### YOUR INSTRUCTIONS
Your task is to output the listing word for word, with pictures excluded.

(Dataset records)
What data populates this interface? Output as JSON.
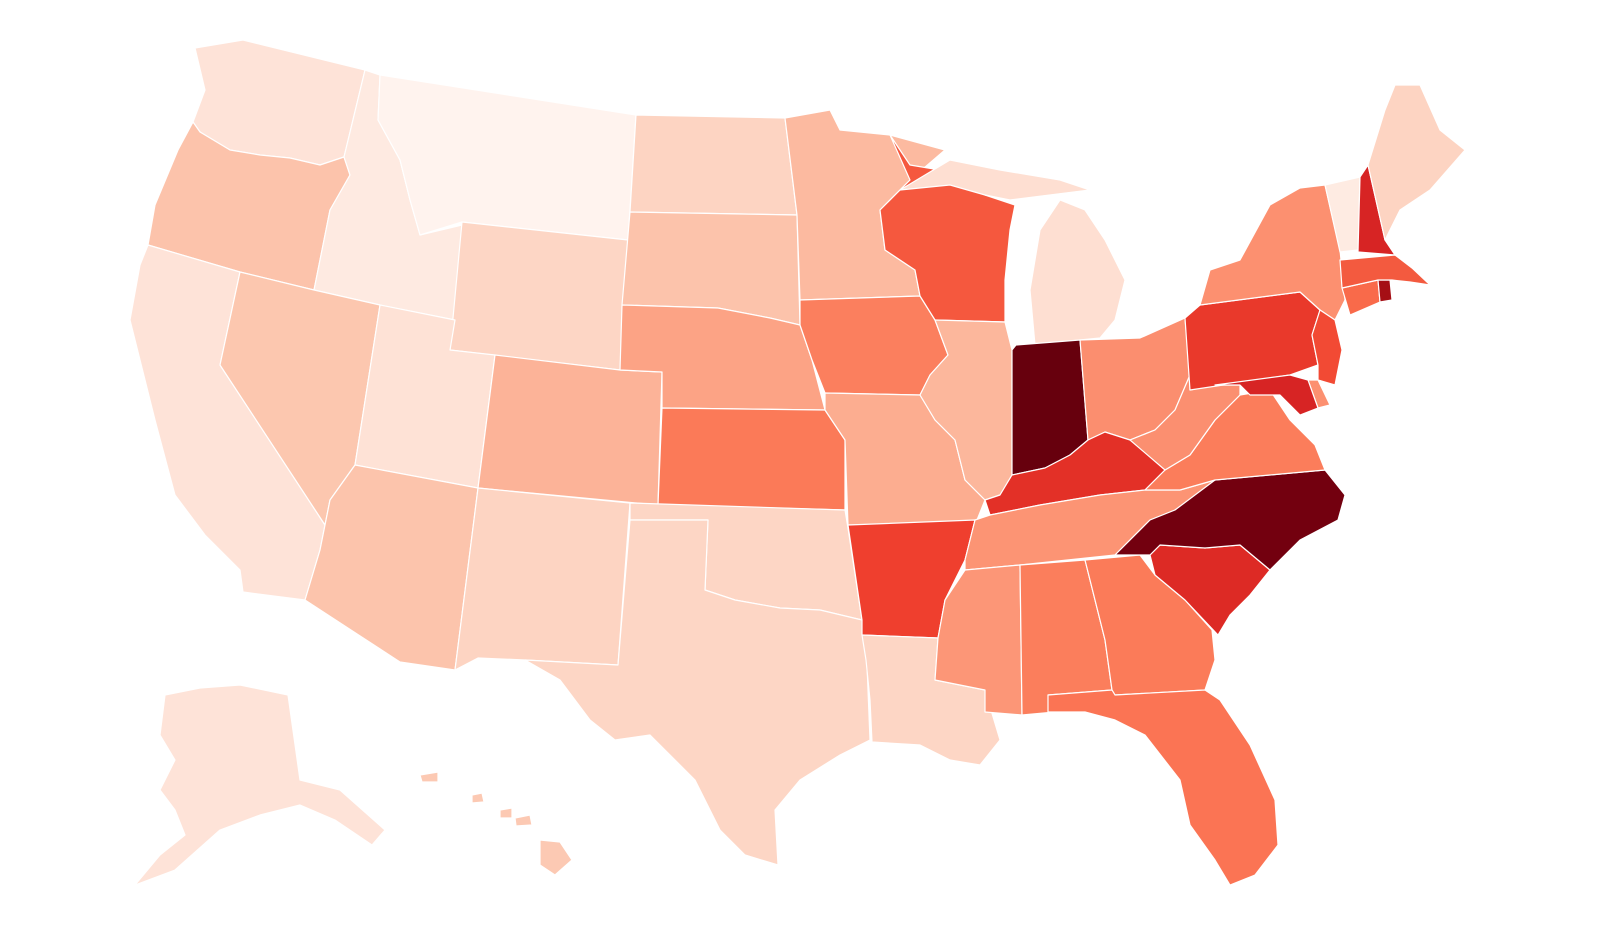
{
  "map": {
    "type": "choropleth",
    "region": "United States",
    "color_scale": [
      "#fff5f0",
      "#fee0d2",
      "#fcbba1",
      "#fc9272",
      "#fb6a4a",
      "#ef3b2c",
      "#cb181d",
      "#a50f15",
      "#67000d"
    ],
    "states": [
      {
        "id": "WA",
        "level": 1,
        "color": "#fee3d8"
      },
      {
        "id": "OR",
        "level": 2,
        "color": "#fcc3ab"
      },
      {
        "id": "CA",
        "level": 1,
        "color": "#fee3d8"
      },
      {
        "id": "ID",
        "level": 0,
        "color": "#feeae1"
      },
      {
        "id": "NV",
        "level": 2,
        "color": "#fcc7af"
      },
      {
        "id": "MT",
        "level": 0,
        "color": "#fff3ee"
      },
      {
        "id": "WY",
        "level": 1,
        "color": "#fdd6c5"
      },
      {
        "id": "UT",
        "level": 1,
        "color": "#fee2d6"
      },
      {
        "id": "AZ",
        "level": 2,
        "color": "#fcc4ac"
      },
      {
        "id": "CO",
        "level": 2,
        "color": "#fcb398"
      },
      {
        "id": "NM",
        "level": 1,
        "color": "#fdd4c2"
      },
      {
        "id": "ND",
        "level": 1,
        "color": "#fdd4c2"
      },
      {
        "id": "SD",
        "level": 2,
        "color": "#fcc3ab"
      },
      {
        "id": "NE",
        "level": 3,
        "color": "#fca385"
      },
      {
        "id": "KS",
        "level": 4,
        "color": "#fb7a58"
      },
      {
        "id": "OK",
        "level": 1,
        "color": "#fdd6c5"
      },
      {
        "id": "TX",
        "level": 1,
        "color": "#fdd6c5"
      },
      {
        "id": "MN",
        "level": 2,
        "color": "#fcbaa0"
      },
      {
        "id": "IA",
        "level": 4,
        "color": "#fb7f5e"
      },
      {
        "id": "MO",
        "level": 3,
        "color": "#fcad90"
      },
      {
        "id": "AR",
        "level": 5,
        "color": "#ef3f2e"
      },
      {
        "id": "LA",
        "level": 1,
        "color": "#fdd6c5"
      },
      {
        "id": "WI",
        "level": 5,
        "color": "#f5583e"
      },
      {
        "id": "IL",
        "level": 2,
        "color": "#fcb79c"
      },
      {
        "id": "MI",
        "level": 1,
        "color": "#fedfd2"
      },
      {
        "id": "IN",
        "level": 8,
        "color": "#67000d"
      },
      {
        "id": "OH",
        "level": 3,
        "color": "#fb8e6f"
      },
      {
        "id": "KY",
        "level": 6,
        "color": "#e33027"
      },
      {
        "id": "TN",
        "level": 3,
        "color": "#fc9474"
      },
      {
        "id": "MS",
        "level": 3,
        "color": "#fc9677"
      },
      {
        "id": "AL",
        "level": 4,
        "color": "#fb7e5c"
      },
      {
        "id": "GA",
        "level": 4,
        "color": "#fb7b59"
      },
      {
        "id": "FL",
        "level": 4,
        "color": "#fb7454"
      },
      {
        "id": "SC",
        "level": 6,
        "color": "#dd2a25"
      },
      {
        "id": "NC",
        "level": 8,
        "color": "#73000f"
      },
      {
        "id": "VA",
        "level": 4,
        "color": "#fb7d5b"
      },
      {
        "id": "WV",
        "level": 3,
        "color": "#fb8f70"
      },
      {
        "id": "PA",
        "level": 5,
        "color": "#e9392b"
      },
      {
        "id": "NY",
        "level": 3,
        "color": "#fc9070"
      },
      {
        "id": "NJ",
        "level": 5,
        "color": "#f24a34"
      },
      {
        "id": "DE",
        "level": 3,
        "color": "#fc9070"
      },
      {
        "id": "MD",
        "level": 6,
        "color": "#d72424"
      },
      {
        "id": "CT",
        "level": 4,
        "color": "#f96a4a"
      },
      {
        "id": "RI",
        "level": 7,
        "color": "#a50f15"
      },
      {
        "id": "MA",
        "level": 5,
        "color": "#f35a3f"
      },
      {
        "id": "VT",
        "level": 0,
        "color": "#feebe2"
      },
      {
        "id": "NH",
        "level": 6,
        "color": "#d72424"
      },
      {
        "id": "ME",
        "level": 1,
        "color": "#fdd4c2"
      },
      {
        "id": "AK",
        "level": 1,
        "color": "#fee3d8"
      },
      {
        "id": "HI",
        "level": 2,
        "color": "#fcc9b3"
      }
    ]
  }
}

### SOLUTION TO THIS TASK
What data populates this interface? Output as JSON.
{
  "map": {
    "type": "choropleth",
    "region": "United States",
    "color_scale": [
      "#fff5f0",
      "#fee0d2",
      "#fcbba1",
      "#fc9272",
      "#fb6a4a",
      "#ef3b2c",
      "#cb181d",
      "#a50f15",
      "#67000d"
    ],
    "states": [
      {
        "id": "WA",
        "level": 1,
        "color": "#fee3d8"
      },
      {
        "id": "OR",
        "level": 2,
        "color": "#fcc3ab"
      },
      {
        "id": "CA",
        "level": 1,
        "color": "#fee3d8"
      },
      {
        "id": "ID",
        "level": 0,
        "color": "#feeae1"
      },
      {
        "id": "NV",
        "level": 2,
        "color": "#fcc7af"
      },
      {
        "id": "MT",
        "level": 0,
        "color": "#fff3ee"
      },
      {
        "id": "WY",
        "level": 1,
        "color": "#fdd6c5"
      },
      {
        "id": "UT",
        "level": 1,
        "color": "#fee2d6"
      },
      {
        "id": "AZ",
        "level": 2,
        "color": "#fcc4ac"
      },
      {
        "id": "CO",
        "level": 2,
        "color": "#fcb398"
      },
      {
        "id": "NM",
        "level": 1,
        "color": "#fdd4c2"
      },
      {
        "id": "ND",
        "level": 1,
        "color": "#fdd4c2"
      },
      {
        "id": "SD",
        "level": 2,
        "color": "#fcc3ab"
      },
      {
        "id": "NE",
        "level": 3,
        "color": "#fca385"
      },
      {
        "id": "KS",
        "level": 4,
        "color": "#fb7a58"
      },
      {
        "id": "OK",
        "level": 1,
        "color": "#fdd6c5"
      },
      {
        "id": "TX",
        "level": 1,
        "color": "#fdd6c5"
      },
      {
        "id": "MN",
        "level": 2,
        "color": "#fcbaa0"
      },
      {
        "id": "IA",
        "level": 4,
        "color": "#fb7f5e"
      },
      {
        "id": "MO",
        "level": 3,
        "color": "#fcad90"
      },
      {
        "id": "AR",
        "level": 5,
        "color": "#ef3f2e"
      },
      {
        "id": "LA",
        "level": 1,
        "color": "#fdd6c5"
      },
      {
        "id": "WI",
        "level": 5,
        "color": "#f5583e"
      },
      {
        "id": "IL",
        "level": 2,
        "color": "#fcb79c"
      },
      {
        "id": "MI",
        "level": 1,
        "color": "#fedfd2"
      },
      {
        "id": "IN",
        "level": 8,
        "color": "#67000d"
      },
      {
        "id": "OH",
        "level": 3,
        "color": "#fb8e6f"
      },
      {
        "id": "KY",
        "level": 6,
        "color": "#e33027"
      },
      {
        "id": "TN",
        "level": 3,
        "color": "#fc9474"
      },
      {
        "id": "MS",
        "level": 3,
        "color": "#fc9677"
      },
      {
        "id": "AL",
        "level": 4,
        "color": "#fb7e5c"
      },
      {
        "id": "GA",
        "level": 4,
        "color": "#fb7b59"
      },
      {
        "id": "FL",
        "level": 4,
        "color": "#fb7454"
      },
      {
        "id": "SC",
        "level": 6,
        "color": "#dd2a25"
      },
      {
        "id": "NC",
        "level": 8,
        "color": "#73000f"
      },
      {
        "id": "VA",
        "level": 4,
        "color": "#fb7d5b"
      },
      {
        "id": "WV",
        "level": 3,
        "color": "#fb8f70"
      },
      {
        "id": "PA",
        "level": 5,
        "color": "#e9392b"
      },
      {
        "id": "NY",
        "level": 3,
        "color": "#fc9070"
      },
      {
        "id": "NJ",
        "level": 5,
        "color": "#f24a34"
      },
      {
        "id": "DE",
        "level": 3,
        "color": "#fc9070"
      },
      {
        "id": "MD",
        "level": 6,
        "color": "#d72424"
      },
      {
        "id": "CT",
        "level": 4,
        "color": "#f96a4a"
      },
      {
        "id": "RI",
        "level": 7,
        "color": "#a50f15"
      },
      {
        "id": "MA",
        "level": 5,
        "color": "#f35a3f"
      },
      {
        "id": "VT",
        "level": 0,
        "color": "#feebe2"
      },
      {
        "id": "NH",
        "level": 6,
        "color": "#d72424"
      },
      {
        "id": "ME",
        "level": 1,
        "color": "#fdd4c2"
      },
      {
        "id": "AK",
        "level": 1,
        "color": "#fee3d8"
      },
      {
        "id": "HI",
        "level": 2,
        "color": "#fcc9b3"
      }
    ]
  }
}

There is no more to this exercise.